| Task directions |
An exact reproduction of the records is required, with all images left out.

** begin Information supplied **

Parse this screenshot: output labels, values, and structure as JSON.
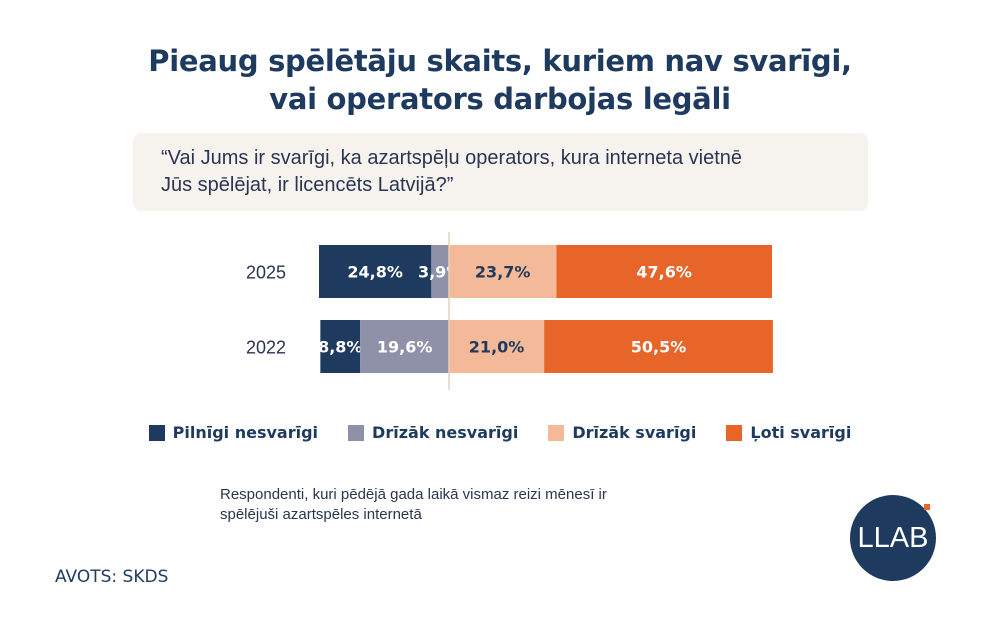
{
  "title_lines": [
    "Pieaug spēlētāju skaits, kuriem nav svarīgi,",
    "vai operators darbojas legāli"
  ],
  "question_lines": [
    "“Vai Jums ir svarīgi, ka azartspēļu operators, kura interneta vietnē",
    "Jūs spēlējat, ir licencēts Latvijā?”"
  ],
  "note": "Respondenti, kuri pēdējā gada laikā vismaz reizi mēnesī ir spēlējuši azartspēles internetā",
  "source": "AVOTS: SKDS",
  "logo": "LLAB",
  "chart_data": {
    "type": "bar",
    "orientation": "horizontal-diverging-stacked",
    "categories": [
      "2025",
      "2022"
    ],
    "series": [
      {
        "name": "Pilnīgi nesvarīgi",
        "color": "#1e3a5f",
        "values": [
          24.8,
          8.8
        ],
        "labels": [
          "24,8%",
          "8,8%"
        ],
        "side": "left"
      },
      {
        "name": "Drīzāk nesvarīgi",
        "color": "#8e91a8",
        "values": [
          3.9,
          19.6
        ],
        "labels": [
          "3,9%",
          "19,6%"
        ],
        "side": "left"
      },
      {
        "name": "Drīzāk svarīgi",
        "color": "#f4b998",
        "values": [
          23.7,
          21.0
        ],
        "labels": [
          "23,7%",
          "21,0%"
        ],
        "side": "right"
      },
      {
        "name": "Ļoti svarīgi",
        "color": "#e8652a",
        "values": [
          47.6,
          50.5
        ],
        "labels": [
          "47,6%",
          "50,5%"
        ],
        "side": "right"
      }
    ],
    "legend": "bottom"
  }
}
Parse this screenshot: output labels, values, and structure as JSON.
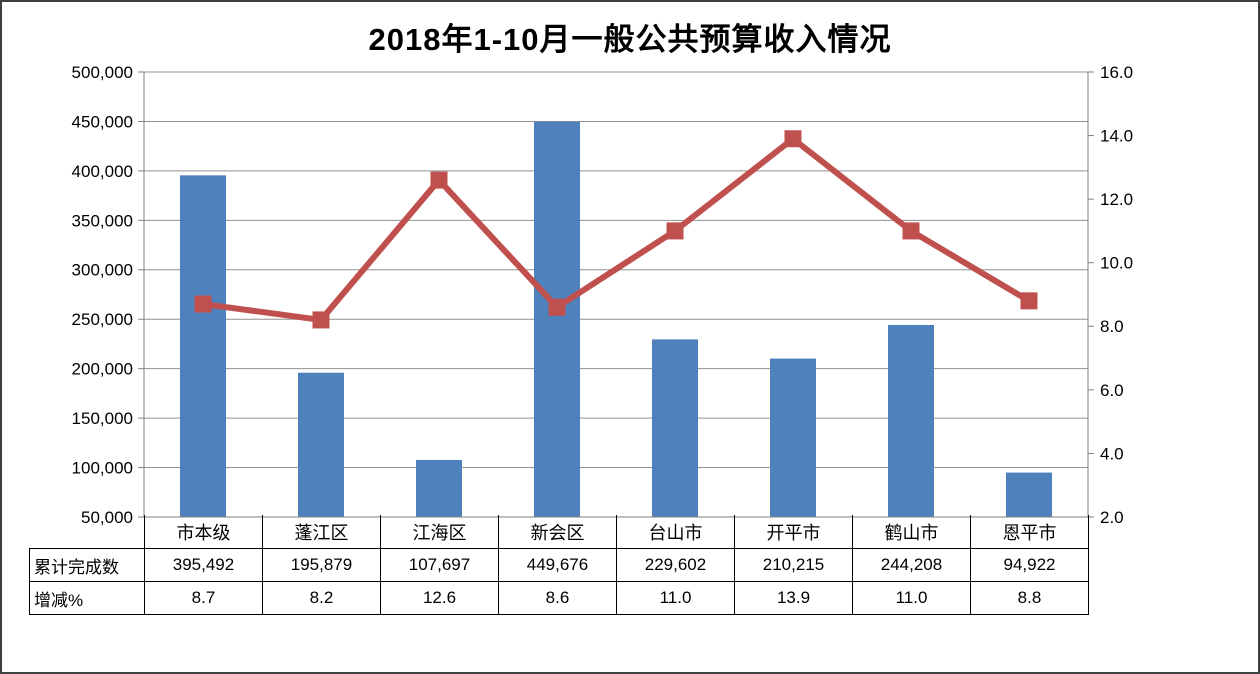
{
  "chart_data": {
    "type": "combo",
    "title": "2018年1-10月一般公共预算收入情况",
    "categories": [
      "市本级",
      "蓬江区",
      "江海区",
      "新会区",
      "台山市",
      "开平市",
      "鹤山市",
      "恩平市"
    ],
    "series": [
      {
        "name": "累计完成数",
        "type": "bar",
        "axis": "left",
        "color": "#4F81BD",
        "values": [
          395492,
          195879,
          107697,
          449676,
          229602,
          210215,
          244208,
          94922
        ],
        "value_labels": [
          "395,492",
          "195,879",
          "107,697",
          "449,676",
          "229,602",
          "210,215",
          "244,208",
          "94,922"
        ]
      },
      {
        "name": "增减%",
        "type": "line",
        "axis": "right",
        "marker": "square",
        "color": "#C0504D",
        "values": [
          8.7,
          8.2,
          12.6,
          8.6,
          11.0,
          13.9,
          11.0,
          8.8
        ],
        "value_labels": [
          "8.7",
          "8.2",
          "12.6",
          "8.6",
          "11.0",
          "13.9",
          "11.0",
          "8.8"
        ]
      }
    ],
    "left_axis": {
      "min": 50000,
      "max": 500000,
      "step": 50000,
      "tick_labels": [
        "500,000",
        "450,000",
        "400,000",
        "350,000",
        "300,000",
        "250,000",
        "200,000",
        "150,000",
        "100,000",
        "50,000"
      ]
    },
    "right_axis": {
      "min": 2.0,
      "max": 16.0,
      "step": 2.0,
      "tick_labels": [
        "16.0",
        "14.0",
        "12.0",
        "10.0",
        "8.0",
        "6.0",
        "4.0",
        "2.0"
      ]
    },
    "gridlines": "horizontal",
    "legend_position": "none"
  },
  "colors": {
    "bar": "#4F81BD",
    "line": "#C0504D",
    "gridline": "#909090",
    "axis_line": "#7F7F7F",
    "table_border": "#000000",
    "text": "#000000",
    "background": "#FFFFFF"
  }
}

** end Information supplied **

| The completed task |
Parse this screenshot: output labels, values, and structure as JSON.
{
  "title_lines": [
    "Pieaug spēlētāju skaits, kuriem nav svarīgi,",
    "vai operators darbojas legāli"
  ],
  "question_lines": [
    "“Vai Jums ir svarīgi, ka azartspēļu operators, kura interneta vietnē",
    "Jūs spēlējat, ir licencēts Latvijā?”"
  ],
  "note": "Respondenti, kuri pēdējā gada laikā vismaz reizi mēnesī ir spēlējuši azartspēles internetā",
  "source": "AVOTS: SKDS",
  "logo": "LLAB",
  "chart_data": {
    "type": "bar",
    "orientation": "horizontal-diverging-stacked",
    "categories": [
      "2025",
      "2022"
    ],
    "series": [
      {
        "name": "Pilnīgi nesvarīgi",
        "color": "#1e3a5f",
        "values": [
          24.8,
          8.8
        ],
        "labels": [
          "24,8%",
          "8,8%"
        ],
        "side": "left"
      },
      {
        "name": "Drīzāk nesvarīgi",
        "color": "#8e91a8",
        "values": [
          3.9,
          19.6
        ],
        "labels": [
          "3,9%",
          "19,6%"
        ],
        "side": "left"
      },
      {
        "name": "Drīzāk svarīgi",
        "color": "#f4b998",
        "values": [
          23.7,
          21.0
        ],
        "labels": [
          "23,7%",
          "21,0%"
        ],
        "side": "right"
      },
      {
        "name": "Ļoti svarīgi",
        "color": "#e8652a",
        "values": [
          47.6,
          50.5
        ],
        "labels": [
          "47,6%",
          "50,5%"
        ],
        "side": "right"
      }
    ],
    "legend": "bottom"
  }
}
Parse this screenshot: output labels, values, and structure as JSON.
{
  "chart_data": {
    "type": "combo",
    "title": "2018年1-10月一般公共预算收入情况",
    "categories": [
      "市本级",
      "蓬江区",
      "江海区",
      "新会区",
      "台山市",
      "开平市",
      "鹤山市",
      "恩平市"
    ],
    "series": [
      {
        "name": "累计完成数",
        "type": "bar",
        "axis": "left",
        "color": "#4F81BD",
        "values": [
          395492,
          195879,
          107697,
          449676,
          229602,
          210215,
          244208,
          94922
        ],
        "value_labels": [
          "395,492",
          "195,879",
          "107,697",
          "449,676",
          "229,602",
          "210,215",
          "244,208",
          "94,922"
        ]
      },
      {
        "name": "增减%",
        "type": "line",
        "axis": "right",
        "marker": "square",
        "color": "#C0504D",
        "values": [
          8.7,
          8.2,
          12.6,
          8.6,
          11.0,
          13.9,
          11.0,
          8.8
        ],
        "value_labels": [
          "8.7",
          "8.2",
          "12.6",
          "8.6",
          "11.0",
          "13.9",
          "11.0",
          "8.8"
        ]
      }
    ],
    "left_axis": {
      "min": 50000,
      "max": 500000,
      "step": 50000,
      "tick_labels": [
        "500,000",
        "450,000",
        "400,000",
        "350,000",
        "300,000",
        "250,000",
        "200,000",
        "150,000",
        "100,000",
        "50,000"
      ]
    },
    "right_axis": {
      "min": 2.0,
      "max": 16.0,
      "step": 2.0,
      "tick_labels": [
        "16.0",
        "14.0",
        "12.0",
        "10.0",
        "8.0",
        "6.0",
        "4.0",
        "2.0"
      ]
    },
    "gridlines": "horizontal",
    "legend_position": "none"
  },
  "colors": {
    "bar": "#4F81BD",
    "line": "#C0504D",
    "gridline": "#909090",
    "axis_line": "#7F7F7F",
    "table_border": "#000000",
    "text": "#000000",
    "background": "#FFFFFF"
  }
}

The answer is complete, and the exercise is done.